→ DOCUMENT PASSAGE
[START]

David 14 August 2014
I’m on a bit of a southern Rhône roll. This time it’s the iconic Châteauneuf-du-Pape. This famous region produces some of the finest and longest-lived red wines in the world and rouses true passion among wine lovers.
Châteauneuf-du-Pape refers to a village, an appellation and the wines from the appellation surrounding that village. Roughly translating to ‘the Pope’s new castle,’ the history of CNDP is indeed bound up with Popes. The papacy moved to Avignon from Rome in 1308 and the seven successive popes reigned there from 1309-1377. Pope John XXII is credited with planting a papal vineyard and the wines from that area were initially known as ‘Vin du Pape’ and later as Châteauneuf-du-Pape. These days you’ll find CNDP wine in a distinctive heavy bottle embossed with the papal insignia.
The appellation covers about 3,100 ha and a total of 18 varieties, both red and white. But in the warm climate and poor soil of CNDP, grenache reigns supreme, producing the finest examples of this variety in France. The other main red varieties here are mourvèdre, syrah and cinsault. White CNDP is also made but in very small quantities.
The vineyards of CNDP are relatively flat and traditionally characterised by the famous and much photographed galets roulés, or large pebbles, which retain heat and assist in the ripening process. Despite the fixation on the stones, the appellation actually possesses a variety of soils.

[END]

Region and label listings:

[START]

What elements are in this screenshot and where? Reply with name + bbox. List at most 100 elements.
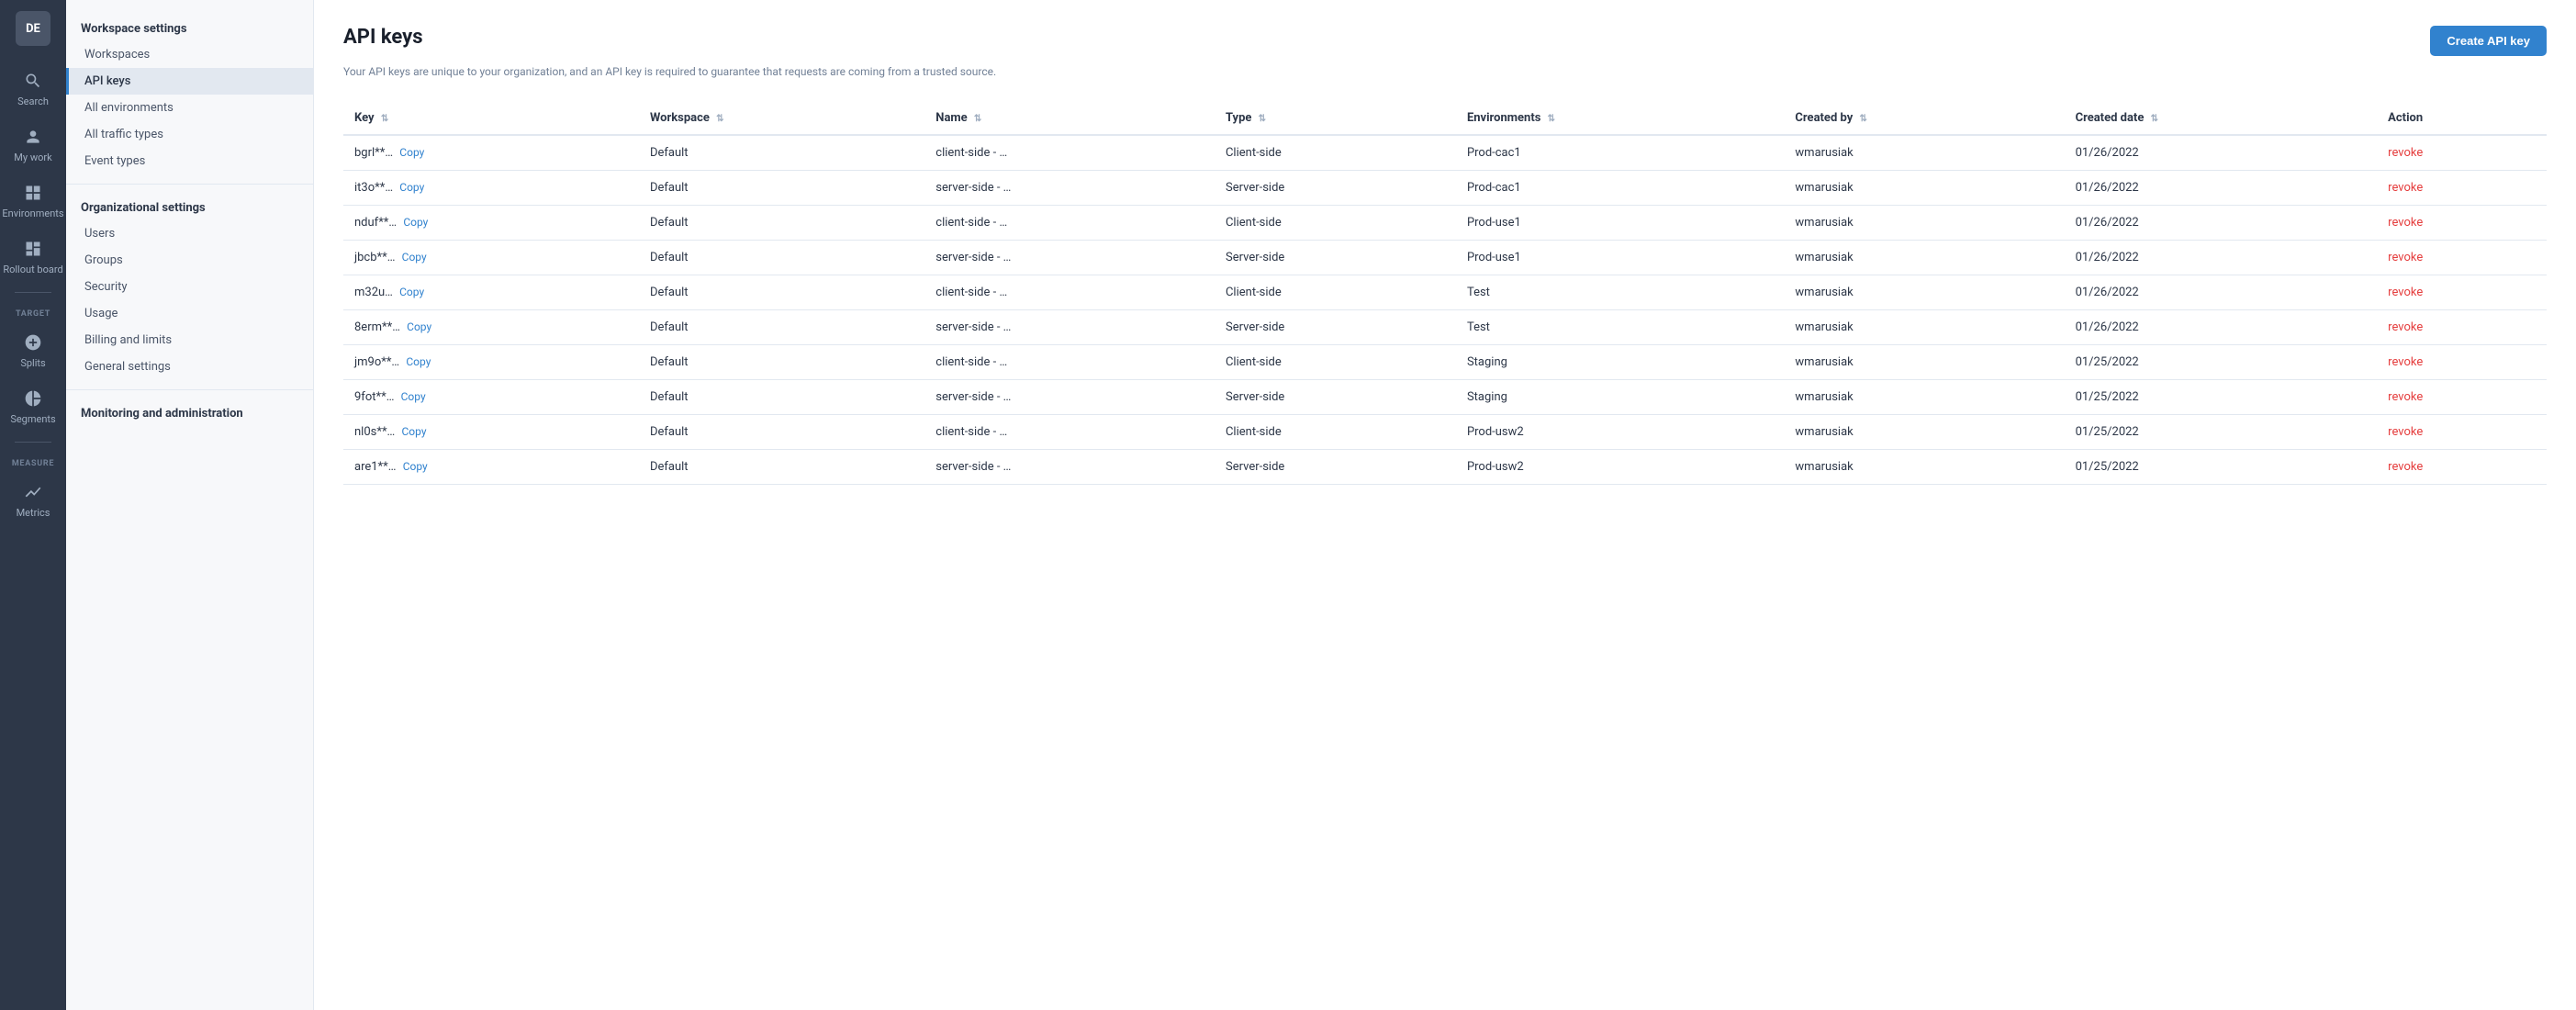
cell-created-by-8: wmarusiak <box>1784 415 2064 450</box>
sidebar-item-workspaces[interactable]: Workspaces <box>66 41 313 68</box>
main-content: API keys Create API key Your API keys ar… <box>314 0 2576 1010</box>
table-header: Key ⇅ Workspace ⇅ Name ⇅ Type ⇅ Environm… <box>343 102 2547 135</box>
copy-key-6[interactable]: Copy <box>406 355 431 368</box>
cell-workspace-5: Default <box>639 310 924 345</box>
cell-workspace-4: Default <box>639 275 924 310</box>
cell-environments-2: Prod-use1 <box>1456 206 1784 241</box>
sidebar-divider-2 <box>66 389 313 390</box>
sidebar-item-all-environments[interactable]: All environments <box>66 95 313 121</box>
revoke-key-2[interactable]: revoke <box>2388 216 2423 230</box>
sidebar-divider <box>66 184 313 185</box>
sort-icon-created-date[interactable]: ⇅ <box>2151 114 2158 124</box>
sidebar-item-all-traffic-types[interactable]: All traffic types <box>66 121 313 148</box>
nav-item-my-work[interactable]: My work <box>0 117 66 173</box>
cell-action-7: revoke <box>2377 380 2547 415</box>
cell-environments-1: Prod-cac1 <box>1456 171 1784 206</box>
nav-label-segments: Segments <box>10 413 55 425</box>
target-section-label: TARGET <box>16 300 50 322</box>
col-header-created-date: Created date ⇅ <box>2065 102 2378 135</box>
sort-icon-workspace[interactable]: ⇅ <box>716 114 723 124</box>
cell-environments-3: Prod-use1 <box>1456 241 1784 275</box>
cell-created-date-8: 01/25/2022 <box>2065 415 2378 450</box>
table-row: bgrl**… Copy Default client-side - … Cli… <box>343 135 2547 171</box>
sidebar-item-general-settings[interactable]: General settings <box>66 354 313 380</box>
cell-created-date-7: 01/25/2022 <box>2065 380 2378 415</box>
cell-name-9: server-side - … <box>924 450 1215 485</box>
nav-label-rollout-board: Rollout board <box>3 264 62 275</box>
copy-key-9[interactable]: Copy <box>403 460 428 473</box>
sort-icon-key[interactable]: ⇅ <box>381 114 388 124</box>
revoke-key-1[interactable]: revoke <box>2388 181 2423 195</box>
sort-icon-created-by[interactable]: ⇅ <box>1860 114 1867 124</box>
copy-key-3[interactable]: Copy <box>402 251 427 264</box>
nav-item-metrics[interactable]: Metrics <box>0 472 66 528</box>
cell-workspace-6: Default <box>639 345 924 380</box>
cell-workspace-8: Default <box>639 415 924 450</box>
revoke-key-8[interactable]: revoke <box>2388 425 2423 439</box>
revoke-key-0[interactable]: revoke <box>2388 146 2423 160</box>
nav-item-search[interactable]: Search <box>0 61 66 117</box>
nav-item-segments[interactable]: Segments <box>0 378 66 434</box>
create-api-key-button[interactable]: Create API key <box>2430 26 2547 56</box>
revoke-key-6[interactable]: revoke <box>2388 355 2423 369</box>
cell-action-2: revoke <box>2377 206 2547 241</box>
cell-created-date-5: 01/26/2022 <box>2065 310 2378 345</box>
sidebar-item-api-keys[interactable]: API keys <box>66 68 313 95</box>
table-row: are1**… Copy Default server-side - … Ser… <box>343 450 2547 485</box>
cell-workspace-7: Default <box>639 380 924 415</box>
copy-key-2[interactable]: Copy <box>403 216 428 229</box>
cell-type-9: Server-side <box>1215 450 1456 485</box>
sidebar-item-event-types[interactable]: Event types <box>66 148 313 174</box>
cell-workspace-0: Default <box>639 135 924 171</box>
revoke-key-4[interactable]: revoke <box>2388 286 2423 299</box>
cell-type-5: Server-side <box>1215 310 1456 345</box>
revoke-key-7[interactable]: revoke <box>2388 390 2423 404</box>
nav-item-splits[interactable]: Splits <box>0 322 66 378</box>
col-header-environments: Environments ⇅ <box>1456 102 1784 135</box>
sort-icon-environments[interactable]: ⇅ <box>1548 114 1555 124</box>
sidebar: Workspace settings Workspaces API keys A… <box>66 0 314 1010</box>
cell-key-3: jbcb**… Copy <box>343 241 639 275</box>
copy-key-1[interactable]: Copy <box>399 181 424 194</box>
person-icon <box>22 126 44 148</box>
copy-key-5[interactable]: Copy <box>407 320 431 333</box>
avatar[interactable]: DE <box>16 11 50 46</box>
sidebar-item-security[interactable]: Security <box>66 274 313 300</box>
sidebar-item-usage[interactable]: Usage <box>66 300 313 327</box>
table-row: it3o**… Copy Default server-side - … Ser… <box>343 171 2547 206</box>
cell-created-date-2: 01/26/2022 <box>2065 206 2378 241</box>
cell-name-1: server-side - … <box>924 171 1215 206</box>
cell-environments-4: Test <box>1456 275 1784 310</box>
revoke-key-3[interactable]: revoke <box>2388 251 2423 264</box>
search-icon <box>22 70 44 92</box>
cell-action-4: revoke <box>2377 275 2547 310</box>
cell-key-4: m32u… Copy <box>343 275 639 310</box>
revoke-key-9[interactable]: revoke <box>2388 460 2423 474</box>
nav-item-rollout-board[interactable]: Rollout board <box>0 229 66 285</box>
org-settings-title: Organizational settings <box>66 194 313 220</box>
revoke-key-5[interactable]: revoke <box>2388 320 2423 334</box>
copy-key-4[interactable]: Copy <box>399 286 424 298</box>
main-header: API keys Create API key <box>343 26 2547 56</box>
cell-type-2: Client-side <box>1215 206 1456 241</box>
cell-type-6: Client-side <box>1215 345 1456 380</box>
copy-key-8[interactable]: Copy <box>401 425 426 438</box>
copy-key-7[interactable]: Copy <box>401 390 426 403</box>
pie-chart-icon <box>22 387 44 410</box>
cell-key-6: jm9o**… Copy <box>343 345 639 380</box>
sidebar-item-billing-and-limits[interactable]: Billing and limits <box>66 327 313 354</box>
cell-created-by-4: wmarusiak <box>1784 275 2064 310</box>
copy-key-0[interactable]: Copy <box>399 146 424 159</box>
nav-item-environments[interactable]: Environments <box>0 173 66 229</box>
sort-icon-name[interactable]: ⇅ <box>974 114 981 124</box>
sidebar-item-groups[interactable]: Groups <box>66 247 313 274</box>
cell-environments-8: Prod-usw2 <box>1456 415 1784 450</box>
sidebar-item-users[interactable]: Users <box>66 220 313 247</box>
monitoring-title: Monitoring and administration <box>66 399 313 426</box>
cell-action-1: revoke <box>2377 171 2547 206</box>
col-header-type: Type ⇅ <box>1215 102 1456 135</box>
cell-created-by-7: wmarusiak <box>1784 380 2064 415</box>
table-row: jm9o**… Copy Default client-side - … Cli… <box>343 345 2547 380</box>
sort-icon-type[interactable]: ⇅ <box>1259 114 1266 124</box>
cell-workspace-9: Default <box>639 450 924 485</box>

[END]

→ WORK TO COMPLETE
1) Translate this sentence from the Châteauneuf-du-Pape article into Spanish: "The appellation covers about 3,100 ha and a total of 18 varieties, both red and white."
2) Carry on the Châteauneuf-du-Pape article from its last sentence.

→ RESULTS FOR THE EXERCISE
1) La denominación abarca unas 3.100 ha y un total de 18 variedades, tanto tintas como blancas.

2)
Unusually for one of France’s great wine regions, CNDP has no official classification system (like the grand and premier cru system of Burgundy) to identify superior vineyard sites. Some domaines have created their own classification by producing special cuvées.
So what can you expect from a good red CNDP? Wine author Andrew Jefford rather poetically describes it: “The best is unique within French wine. A grandly soft wine, deliciously burdened with a sweetness and spice like a cedar whose branches are laden with snow. It’s a wine to welcome drinkers at 2 or 3 years yet its flurry of goosedown tannin and meaty extract will hold two decades at bay.”
Robert Parker gets equally carried away: “Its glorious perfume, which is reminiscent of an open-air produce market in a Provençal hill town, expansive, generous, well-endowed flavours, sumptuous texture, and heady alcohol content evoke an image of hedonism.”
Keeping it simple, I’d describe red CNDP as a rich, round, generous and full-bodied wine that’s spicy and alcoholic. It has the potential to be long-lived and silky, but can still be enjoyed when young and lush. Common flavour descriptors include: cherry, raspberry, kirsch, violets, herbs and black pepper.
Here are two must have CNDP traditionalists - Henri Bonneau and Pierre Usseglio.
Domaine Pierre Usseglio & Fils
“One of the top estates in Châteauneuf du Pape.” The Wine Advocate #197 Oct 2011.
Following the Great Depression, Francis Usseglio left Italy in 1931 to find work in CNDP. By 1948 he’d acquired his own vineyards and went on to have two sons Pierre and Raymond. It was Pierre who took over the estate upon Francis’ death, giving it the name Domaine Pierre Usseglio & Fils. Just to confuse matters, Raymond set up his own estate naming it Domaine Raymond Usseglio & Fils.
Pierre’s two sons Thierry and Jean-Pierre took over in the late 1990s, with the notable improvement in quality at that time leading to the estate's now top reputation.
“This estate has been on an outrageous run of successful vintages ever since 1998, no small thanks to the extraordinary efforts of the two brothers, Jean-Pierre and Thierry Usseglio.” Wine Advocate, #173 Oct 2007.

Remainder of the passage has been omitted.